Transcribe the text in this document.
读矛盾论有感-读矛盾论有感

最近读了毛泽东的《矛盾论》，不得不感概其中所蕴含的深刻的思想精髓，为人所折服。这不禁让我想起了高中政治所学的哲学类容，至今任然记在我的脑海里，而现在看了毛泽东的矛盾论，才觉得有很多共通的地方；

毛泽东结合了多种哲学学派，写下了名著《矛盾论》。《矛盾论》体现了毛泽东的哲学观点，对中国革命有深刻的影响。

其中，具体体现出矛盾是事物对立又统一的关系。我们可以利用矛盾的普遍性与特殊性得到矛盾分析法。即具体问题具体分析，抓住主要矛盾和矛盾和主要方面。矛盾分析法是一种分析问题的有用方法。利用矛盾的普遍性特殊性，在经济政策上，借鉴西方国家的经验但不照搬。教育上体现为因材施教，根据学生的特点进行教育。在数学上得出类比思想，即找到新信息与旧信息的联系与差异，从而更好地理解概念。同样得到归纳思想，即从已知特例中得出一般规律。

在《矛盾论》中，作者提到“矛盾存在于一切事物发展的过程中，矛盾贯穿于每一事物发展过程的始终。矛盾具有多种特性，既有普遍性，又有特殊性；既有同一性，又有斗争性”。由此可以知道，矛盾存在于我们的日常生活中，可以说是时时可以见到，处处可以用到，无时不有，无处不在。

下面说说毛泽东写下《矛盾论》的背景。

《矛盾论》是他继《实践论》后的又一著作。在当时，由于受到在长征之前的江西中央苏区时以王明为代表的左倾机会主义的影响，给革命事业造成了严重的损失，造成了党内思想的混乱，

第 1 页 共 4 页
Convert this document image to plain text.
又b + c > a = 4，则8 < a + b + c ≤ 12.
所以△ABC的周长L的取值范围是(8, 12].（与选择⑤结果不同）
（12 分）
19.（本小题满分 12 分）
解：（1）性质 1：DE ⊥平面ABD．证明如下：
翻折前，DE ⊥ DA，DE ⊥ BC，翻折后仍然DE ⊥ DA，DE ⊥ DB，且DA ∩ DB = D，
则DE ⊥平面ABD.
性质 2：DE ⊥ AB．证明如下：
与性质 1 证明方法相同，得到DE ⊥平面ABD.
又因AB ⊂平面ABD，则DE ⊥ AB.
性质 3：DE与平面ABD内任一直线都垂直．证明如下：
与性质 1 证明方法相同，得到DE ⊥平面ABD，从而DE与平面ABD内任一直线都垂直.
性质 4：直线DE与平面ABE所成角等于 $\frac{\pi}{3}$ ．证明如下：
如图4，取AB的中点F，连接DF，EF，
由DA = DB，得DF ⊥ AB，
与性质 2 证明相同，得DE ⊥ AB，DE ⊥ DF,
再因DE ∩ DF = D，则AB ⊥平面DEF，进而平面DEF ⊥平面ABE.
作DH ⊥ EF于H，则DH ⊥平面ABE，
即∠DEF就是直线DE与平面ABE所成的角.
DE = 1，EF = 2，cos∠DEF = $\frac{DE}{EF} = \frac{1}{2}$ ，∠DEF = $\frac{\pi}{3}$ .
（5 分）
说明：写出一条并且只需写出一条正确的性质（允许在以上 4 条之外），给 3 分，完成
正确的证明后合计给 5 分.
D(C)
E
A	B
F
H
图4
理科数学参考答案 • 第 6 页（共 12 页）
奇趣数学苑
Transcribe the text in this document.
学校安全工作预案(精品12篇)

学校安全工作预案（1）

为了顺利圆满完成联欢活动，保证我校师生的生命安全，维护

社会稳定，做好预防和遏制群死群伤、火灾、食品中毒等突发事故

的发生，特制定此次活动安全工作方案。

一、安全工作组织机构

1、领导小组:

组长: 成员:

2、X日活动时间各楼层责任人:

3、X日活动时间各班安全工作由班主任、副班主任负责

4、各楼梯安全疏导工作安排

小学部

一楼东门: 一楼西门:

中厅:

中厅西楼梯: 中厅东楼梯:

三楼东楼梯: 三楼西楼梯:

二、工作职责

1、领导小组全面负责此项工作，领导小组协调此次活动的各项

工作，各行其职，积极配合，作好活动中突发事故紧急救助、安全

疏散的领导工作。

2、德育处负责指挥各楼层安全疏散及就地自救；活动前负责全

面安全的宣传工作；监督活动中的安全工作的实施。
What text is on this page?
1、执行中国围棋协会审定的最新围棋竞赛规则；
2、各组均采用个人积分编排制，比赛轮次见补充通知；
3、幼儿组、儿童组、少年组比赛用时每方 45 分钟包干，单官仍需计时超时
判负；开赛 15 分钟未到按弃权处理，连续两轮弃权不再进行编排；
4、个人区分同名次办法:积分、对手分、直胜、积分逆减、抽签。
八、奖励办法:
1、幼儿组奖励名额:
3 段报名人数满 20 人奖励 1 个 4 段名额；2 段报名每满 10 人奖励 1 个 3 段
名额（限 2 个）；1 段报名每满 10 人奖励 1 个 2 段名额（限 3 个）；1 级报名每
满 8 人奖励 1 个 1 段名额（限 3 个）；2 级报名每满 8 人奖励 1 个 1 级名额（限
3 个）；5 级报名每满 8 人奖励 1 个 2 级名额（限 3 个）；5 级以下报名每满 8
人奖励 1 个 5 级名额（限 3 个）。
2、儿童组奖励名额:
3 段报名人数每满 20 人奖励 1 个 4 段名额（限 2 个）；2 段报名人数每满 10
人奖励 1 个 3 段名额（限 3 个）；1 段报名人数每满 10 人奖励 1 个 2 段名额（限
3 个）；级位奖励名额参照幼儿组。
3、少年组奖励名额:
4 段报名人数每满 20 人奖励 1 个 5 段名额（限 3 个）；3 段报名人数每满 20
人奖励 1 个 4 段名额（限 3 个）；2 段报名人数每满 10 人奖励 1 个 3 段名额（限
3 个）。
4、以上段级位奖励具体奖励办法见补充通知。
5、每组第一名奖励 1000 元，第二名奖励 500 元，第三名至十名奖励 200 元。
----------
## Problem
Repeat only the lines from the one holding "What text is on this page?" through the last line of the data.

## Written response
What text is on this page?
1、执行中国围棋协会审定的最新围棋竞赛规则；
2、各组均采用个人积分编排制，比赛轮次见补充通知；
3、幼儿组、儿童组、少年组比赛用时每方 45 分钟包干，单官仍需计时超时
判负；开赛 15 分钟未到按弃权处理，连续两轮弃权不再进行编排；
4、个人区分同名次办法:积分、对手分、直胜、积分逆减、抽签。
八、奖励办法:
1、幼儿组奖励名额:
3 段报名人数满 20 人奖励 1 个 4 段名额；2 段报名每满 10 人奖励 1 个 3 段
名额（限 2 个）；1 段报名每满 10 人奖励 1 个 2 段名额（限 3 个）；1 级报名每
满 8 人奖励 1 个 1 段名额（限 3 个）；2 级报名每满 8 人奖励 1 个 1 级名额（限
3 个）；5 级报名每满 8 人奖励 1 个 2 级名额（限 3 个）；5 级以下报名每满 8
人奖励 1 个 5 级名额（限 3 个）。
2、儿童组奖励名额:
3 段报名人数每满 20 人奖励 1 个 4 段名额（限 2 个）；2 段报名人数每满 10
人奖励 1 个 3 段名额（限 3 个）；1 段报名人数每满 10 人奖励 1 个 2 段名额（限
3 个）；级位奖励名额参照幼儿组。
3、少年组奖励名额:
4 段报名人数每满 20 人奖励 1 个 5 段名额（限 3 个）；3 段报名人数每满 20
人奖励 1 个 4 段名额（限 3 个）；2 段报名人数每满 10 人奖励 1 个 3 段名额（限
3 个）。
4、以上段级位奖励具体奖励办法见补充通知。
5、每组第一名奖励 1000 元，第二名奖励 500 元，第三名至十名奖励 200 元。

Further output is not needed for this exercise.